▸ EXERCISE TASK
Set out each line from the following listing that includes the word "本大题共".

▸ MATERIAL SHOWN
::::
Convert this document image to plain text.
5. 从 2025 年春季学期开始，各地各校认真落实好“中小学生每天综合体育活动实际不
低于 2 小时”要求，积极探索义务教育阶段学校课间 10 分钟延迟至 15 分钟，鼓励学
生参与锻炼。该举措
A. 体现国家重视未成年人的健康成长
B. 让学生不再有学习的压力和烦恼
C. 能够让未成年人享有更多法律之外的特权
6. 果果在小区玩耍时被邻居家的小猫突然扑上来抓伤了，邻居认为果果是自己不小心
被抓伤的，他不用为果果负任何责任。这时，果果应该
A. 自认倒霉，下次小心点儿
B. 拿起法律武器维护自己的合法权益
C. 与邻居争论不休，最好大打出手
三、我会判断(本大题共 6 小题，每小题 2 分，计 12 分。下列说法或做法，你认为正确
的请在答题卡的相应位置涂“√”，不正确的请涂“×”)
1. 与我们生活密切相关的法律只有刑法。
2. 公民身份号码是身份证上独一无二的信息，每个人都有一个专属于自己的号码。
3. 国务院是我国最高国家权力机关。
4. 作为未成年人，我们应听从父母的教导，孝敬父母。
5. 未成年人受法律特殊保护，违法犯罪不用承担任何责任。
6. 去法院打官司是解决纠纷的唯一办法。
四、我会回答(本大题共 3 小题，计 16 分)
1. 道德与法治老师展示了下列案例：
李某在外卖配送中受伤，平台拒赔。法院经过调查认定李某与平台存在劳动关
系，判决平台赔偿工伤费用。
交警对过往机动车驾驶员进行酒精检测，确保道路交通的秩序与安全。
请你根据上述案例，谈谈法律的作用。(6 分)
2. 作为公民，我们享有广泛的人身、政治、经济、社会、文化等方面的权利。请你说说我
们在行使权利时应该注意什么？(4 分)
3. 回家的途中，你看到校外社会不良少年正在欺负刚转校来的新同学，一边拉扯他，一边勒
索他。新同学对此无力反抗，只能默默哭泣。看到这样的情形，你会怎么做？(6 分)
::::
▸ ANSWER TO THIS TASK
三、我会判断(本大题共 6 小题，每小题 2 分，计 12 分。下列说法或做法，你认为正确
四、我会回答(本大题共 3 小题，计 16 分)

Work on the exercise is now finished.